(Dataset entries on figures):
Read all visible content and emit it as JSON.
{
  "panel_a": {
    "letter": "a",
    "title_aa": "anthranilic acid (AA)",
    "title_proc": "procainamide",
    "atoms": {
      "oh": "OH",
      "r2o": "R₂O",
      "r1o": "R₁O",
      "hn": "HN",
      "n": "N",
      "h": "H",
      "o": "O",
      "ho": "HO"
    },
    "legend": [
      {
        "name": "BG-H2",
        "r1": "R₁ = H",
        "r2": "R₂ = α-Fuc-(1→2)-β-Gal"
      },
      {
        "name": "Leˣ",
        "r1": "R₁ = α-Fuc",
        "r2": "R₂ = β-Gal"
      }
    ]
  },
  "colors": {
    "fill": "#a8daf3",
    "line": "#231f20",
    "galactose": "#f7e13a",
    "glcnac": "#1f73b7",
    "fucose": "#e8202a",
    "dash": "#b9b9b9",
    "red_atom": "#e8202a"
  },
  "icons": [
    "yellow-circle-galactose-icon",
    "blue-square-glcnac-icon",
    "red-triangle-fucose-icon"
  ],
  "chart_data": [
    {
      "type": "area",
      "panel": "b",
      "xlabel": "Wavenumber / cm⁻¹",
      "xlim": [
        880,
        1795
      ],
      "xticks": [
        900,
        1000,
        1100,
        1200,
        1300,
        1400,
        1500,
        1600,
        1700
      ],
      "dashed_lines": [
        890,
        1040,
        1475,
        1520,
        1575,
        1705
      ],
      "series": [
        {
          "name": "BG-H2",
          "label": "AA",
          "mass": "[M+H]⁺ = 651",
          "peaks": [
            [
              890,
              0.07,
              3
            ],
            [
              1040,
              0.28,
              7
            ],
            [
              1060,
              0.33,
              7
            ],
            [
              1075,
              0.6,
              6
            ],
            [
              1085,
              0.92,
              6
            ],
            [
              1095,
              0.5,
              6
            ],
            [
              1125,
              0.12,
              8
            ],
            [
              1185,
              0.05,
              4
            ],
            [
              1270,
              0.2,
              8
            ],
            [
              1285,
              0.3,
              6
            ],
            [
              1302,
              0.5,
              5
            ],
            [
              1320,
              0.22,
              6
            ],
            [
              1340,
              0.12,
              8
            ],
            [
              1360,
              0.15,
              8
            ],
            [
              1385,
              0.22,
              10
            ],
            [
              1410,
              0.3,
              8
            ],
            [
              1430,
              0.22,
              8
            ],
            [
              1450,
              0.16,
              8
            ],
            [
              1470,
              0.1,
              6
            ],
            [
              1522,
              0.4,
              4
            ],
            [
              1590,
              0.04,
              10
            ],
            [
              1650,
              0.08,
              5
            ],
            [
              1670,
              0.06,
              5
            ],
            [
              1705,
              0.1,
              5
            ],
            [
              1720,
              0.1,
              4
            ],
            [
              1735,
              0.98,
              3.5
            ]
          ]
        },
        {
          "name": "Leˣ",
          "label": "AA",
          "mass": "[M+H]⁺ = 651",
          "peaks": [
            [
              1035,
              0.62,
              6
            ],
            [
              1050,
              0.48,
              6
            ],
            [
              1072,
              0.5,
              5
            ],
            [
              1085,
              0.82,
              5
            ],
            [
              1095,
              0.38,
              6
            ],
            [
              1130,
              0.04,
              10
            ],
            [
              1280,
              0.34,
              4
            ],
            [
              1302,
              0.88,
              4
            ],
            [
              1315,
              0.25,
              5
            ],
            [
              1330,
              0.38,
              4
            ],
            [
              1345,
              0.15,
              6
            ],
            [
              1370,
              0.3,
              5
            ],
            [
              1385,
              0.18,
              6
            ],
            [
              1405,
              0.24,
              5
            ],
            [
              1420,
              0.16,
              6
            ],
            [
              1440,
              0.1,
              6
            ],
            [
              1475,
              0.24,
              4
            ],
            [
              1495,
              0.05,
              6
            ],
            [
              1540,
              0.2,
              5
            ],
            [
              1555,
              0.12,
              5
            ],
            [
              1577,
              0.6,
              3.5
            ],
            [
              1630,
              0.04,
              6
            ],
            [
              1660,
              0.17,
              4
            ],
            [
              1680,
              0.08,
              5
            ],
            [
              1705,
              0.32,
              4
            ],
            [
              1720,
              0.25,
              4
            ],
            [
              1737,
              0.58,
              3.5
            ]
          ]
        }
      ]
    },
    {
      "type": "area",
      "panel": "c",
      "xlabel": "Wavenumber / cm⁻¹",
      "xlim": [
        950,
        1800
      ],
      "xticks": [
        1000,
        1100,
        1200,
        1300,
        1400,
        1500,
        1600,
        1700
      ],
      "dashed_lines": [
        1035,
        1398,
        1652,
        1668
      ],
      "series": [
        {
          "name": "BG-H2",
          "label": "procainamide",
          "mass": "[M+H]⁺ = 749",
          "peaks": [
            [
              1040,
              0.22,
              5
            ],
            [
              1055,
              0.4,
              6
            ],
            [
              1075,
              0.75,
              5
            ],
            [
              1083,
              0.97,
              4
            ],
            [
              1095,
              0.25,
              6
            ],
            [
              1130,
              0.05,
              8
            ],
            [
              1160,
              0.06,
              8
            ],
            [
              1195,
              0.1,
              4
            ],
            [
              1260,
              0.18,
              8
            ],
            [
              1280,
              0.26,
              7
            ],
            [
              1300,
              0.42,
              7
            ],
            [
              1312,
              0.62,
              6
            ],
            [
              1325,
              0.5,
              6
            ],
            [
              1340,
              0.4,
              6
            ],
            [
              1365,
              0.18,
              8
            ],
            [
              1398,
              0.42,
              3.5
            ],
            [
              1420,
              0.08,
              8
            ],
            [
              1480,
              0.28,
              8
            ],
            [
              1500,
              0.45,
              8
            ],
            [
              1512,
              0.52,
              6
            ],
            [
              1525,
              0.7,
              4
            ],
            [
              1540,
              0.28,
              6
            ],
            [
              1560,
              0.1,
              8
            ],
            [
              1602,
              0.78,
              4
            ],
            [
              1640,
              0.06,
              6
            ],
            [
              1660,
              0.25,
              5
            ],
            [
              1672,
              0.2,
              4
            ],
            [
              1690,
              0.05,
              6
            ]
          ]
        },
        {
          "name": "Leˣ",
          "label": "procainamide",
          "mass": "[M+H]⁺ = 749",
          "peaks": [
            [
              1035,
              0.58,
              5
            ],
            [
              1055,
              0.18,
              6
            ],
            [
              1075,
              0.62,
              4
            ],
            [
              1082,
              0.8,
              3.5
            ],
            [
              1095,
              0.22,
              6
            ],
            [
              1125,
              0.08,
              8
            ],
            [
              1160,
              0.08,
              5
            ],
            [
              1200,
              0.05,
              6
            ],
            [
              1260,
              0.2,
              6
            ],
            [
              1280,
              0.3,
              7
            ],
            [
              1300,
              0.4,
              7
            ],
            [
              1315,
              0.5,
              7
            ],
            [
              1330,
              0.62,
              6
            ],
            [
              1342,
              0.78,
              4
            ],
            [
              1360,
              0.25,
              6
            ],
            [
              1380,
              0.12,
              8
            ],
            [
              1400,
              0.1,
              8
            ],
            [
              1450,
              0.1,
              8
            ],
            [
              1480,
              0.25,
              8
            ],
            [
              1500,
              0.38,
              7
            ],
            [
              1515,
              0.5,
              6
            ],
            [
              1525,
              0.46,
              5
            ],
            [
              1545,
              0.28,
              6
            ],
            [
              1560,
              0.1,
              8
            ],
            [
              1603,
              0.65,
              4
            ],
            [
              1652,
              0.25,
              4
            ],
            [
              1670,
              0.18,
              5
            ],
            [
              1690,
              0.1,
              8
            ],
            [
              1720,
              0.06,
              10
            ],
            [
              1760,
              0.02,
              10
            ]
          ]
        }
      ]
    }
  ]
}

(The request):
Print all of the entries exactly as they are written.

(Result):
Read all visible content and emit it as JSON.
{
  "panel_a": {
    "letter": "a",
    "title_aa": "anthranilic acid (AA)",
    "title_proc": "procainamide",
    "atoms": {
      "oh": "OH",
      "r2o": "R₂O",
      "r1o": "R₁O",
      "hn": "HN",
      "n": "N",
      "h": "H",
      "o": "O",
      "ho": "HO"
    },
    "legend": [
      {
        "name": "BG-H2",
        "r1": "R₁ = H",
        "r2": "R₂ = α-Fuc-(1→2)-β-Gal"
      },
      {
        "name": "Leˣ",
        "r1": "R₁ = α-Fuc",
        "r2": "R₂ = β-Gal"
      }
    ]
  },
  "colors": {
    "fill": "#a8daf3",
    "line": "#231f20",
    "galactose": "#f7e13a",
    "glcnac": "#1f73b7",
    "fucose": "#e8202a",
    "dash": "#b9b9b9",
    "red_atom": "#e8202a"
  },
  "icons": [
    "yellow-circle-galactose-icon",
    "blue-square-glcnac-icon",
    "red-triangle-fucose-icon"
  ],
  "chart_data": [
    {
      "type": "area",
      "panel": "b",
      "xlabel": "Wavenumber / cm⁻¹",
      "xlim": [
        880,
        1795
      ],
      "xticks": [
        900,
        1000,
        1100,
        1200,
        1300,
        1400,
        1500,
        1600,
        1700
      ],
      "dashed_lines": [
        890,
        1040,
        1475,
        1520,
        1575,
        1705
      ],
      "series": [
        {
          "name": "BG-H2",
          "label": "AA",
          "mass": "[M+H]⁺ = 651",
          "peaks": [
            [
              890,
              0.07,
              3
            ],
            [
              1040,
              0.28,
              7
            ],
            [
              1060,
              0.33,
              7
            ],
            [
              1075,
              0.6,
              6
            ],
            [
              1085,
              0.92,
              6
            ],
            [
              1095,
              0.5,
              6
            ],
            [
              1125,
              0.12,
              8
            ],
            [
              1185,
              0.05,
              4
            ],
            [
              1270,
              0.2,
              8
            ],
            [
              1285,
              0.3,
              6
            ],
            [
              1302,
              0.5,
              5
            ],
            [
              1320,
              0.22,
              6
            ],
            [
              1340,
              0.12,
              8
            ],
            [
              1360,
              0.15,
              8
            ],
            [
              1385,
              0.22,
              10
            ],
            [
              1410,
              0.3,
              8
            ],
            [
              1430,
              0.22,
              8
            ],
            [
              1450,
              0.16,
              8
            ],
            [
              1470,
              0.1,
              6
            ],
            [
              1522,
              0.4,
              4
            ],
            [
              1590,
              0.04,
              10
            ],
            [
              1650,
              0.08,
              5
            ],
            [
              1670,
              0.06,
              5
            ],
            [
              1705,
              0.1,
              5
            ],
            [
              1720,
              0.1,
              4
            ],
            [
              1735,
              0.98,
              3.5
            ]
          ]
        },
        {
          "name": "Leˣ",
          "label": "AA",
          "mass": "[M+H]⁺ = 651",
          "peaks": [
            [
              1035,
              0.62,
              6
            ],
            [
              1050,
              0.48,
              6
            ],
            [
              1072,
              0.5,
              5
            ],
            [
              1085,
              0.82,
              5
            ],
            [
              1095,
              0.38,
              6
            ],
            [
              1130,
              0.04,
              10
            ],
            [
              1280,
              0.34,
              4
            ],
            [
              1302,
              0.88,
              4
            ],
            [
              1315,
              0.25,
              5
            ],
            [
              1330,
              0.38,
              4
            ],
            [
              1345,
              0.15,
              6
            ],
            [
              1370,
              0.3,
              5
            ],
            [
              1385,
              0.18,
              6
            ],
            [
              1405,
              0.24,
              5
            ],
            [
              1420,
              0.16,
              6
            ],
            [
              1440,
              0.1,
              6
            ],
            [
              1475,
              0.24,
              4
            ],
            [
              1495,
              0.05,
              6
            ],
            [
              1540,
              0.2,
              5
            ],
            [
              1555,
              0.12,
              5
            ],
            [
              1577,
              0.6,
              3.5
            ],
            [
              1630,
              0.04,
              6
            ],
            [
              1660,
              0.17,
              4
            ],
            [
              1680,
              0.08,
              5
            ],
            [
              1705,
              0.32,
              4
            ],
            [
              1720,
              0.25,
              4
            ],
            [
              1737,
              0.58,
              3.5
            ]
          ]
        }
      ]
    },
    {
      "type": "area",
      "panel": "c",
      "xlabel": "Wavenumber / cm⁻¹",
      "xlim": [
        950,
        1800
      ],
      "xticks": [
        1000,
        1100,
        1200,
        1300,
        1400,
        1500,
        1600,
        1700
      ],
      "dashed_lines": [
        1035,
        1398,
        1652,
        1668
      ],
      "series": [
        {
          "name": "BG-H2",
          "label": "procainamide",
          "mass": "[M+H]⁺ = 749",
          "peaks": [
            [
              1040,
              0.22,
              5
            ],
            [
              1055,
              0.4,
              6
            ],
            [
              1075,
              0.75,
              5
            ],
            [
              1083,
              0.97,
              4
            ],
            [
              1095,
              0.25,
              6
            ],
            [
              1130,
              0.05,
              8
            ],
            [
              1160,
              0.06,
              8
            ],
            [
              1195,
              0.1,
              4
            ],
            [
              1260,
              0.18,
              8
            ],
            [
              1280,
              0.26,
              7
            ],
            [
              1300,
              0.42,
              7
            ],
            [
              1312,
              0.62,
              6
            ],
            [
              1325,
              0.5,
              6
            ],
            [
              1340,
              0.4,
              6
            ],
            [
              1365,
              0.18,
              8
            ],
            [
              1398,
              0.42,
              3.5
            ],
            [
              1420,
              0.08,
              8
            ],
            [
              1480,
              0.28,
              8
            ],
            [
              1500,
              0.45,
              8
            ],
            [
              1512,
              0.52,
              6
            ],
            [
              1525,
              0.7,
              4
            ],
            [
              1540,
              0.28,
              6
            ],
            [
              1560,
              0.1,
              8
            ],
            [
              1602,
              0.78,
              4
            ],
            [
              1640,
              0.06,
              6
            ],
            [
              1660,
              0.25,
              5
            ],
            [
              1672,
              0.2,
              4
            ],
            [
              1690,
              0.05,
              6
            ]
          ]
        },
        {
          "name": "Leˣ",
          "label": "procainamide",
          "mass": "[M+H]⁺ = 749",
          "peaks": [
            [
              1035,
              0.58,
              5
            ],
            [
              1055,
              0.18,
              6
            ],
            [
              1075,
              0.62,
              4
            ],
            [
              1082,
              0.8,
              3.5
            ],
            [
              1095,
              0.22,
              6
            ],
            [
              1125,
              0.08,
              8
            ],
            [
              1160,
              0.08,
              5
            ],
            [
              1200,
              0.05,
              6
            ],
            [
              1260,
              0.2,
              6
            ],
            [
              1280,
              0.3,
              7
            ],
            [
              1300,
              0.4,
              7
            ],
            [
              1315,
              0.5,
              7
            ],
            [
              1330,
              0.62,
              6
            ],
            [
              1342,
              0.78,
              4
            ],
            [
              1360,
              0.25,
              6
            ],
            [
              1380,
              0.12,
              8
            ],
            [
              1400,
              0.1,
              8
            ],
            [
              1450,
              0.1,
              8
            ],
            [
              1480,
              0.25,
              8
            ],
            [
              1500,
              0.38,
              7
            ],
            [
              1515,
              0.5,
              6
            ],
            [
              1525,
              0.46,
              5
            ],
            [
              1545,
              0.28,
              6
            ],
            [
              1560,
              0.1,
              8
            ],
            [
              1603,
              0.65,
              4
            ],
            [
              1652,
              0.25,
              4
            ],
            [
              1670,
              0.18,
              5
            ],
            [
              1690,
              0.1,
              8
            ],
            [
              1720,
              0.06,
              10
            ],
            [
              1760,
              0.02,
              10
            ]
          ]
        }
      ]
    }
  ]
}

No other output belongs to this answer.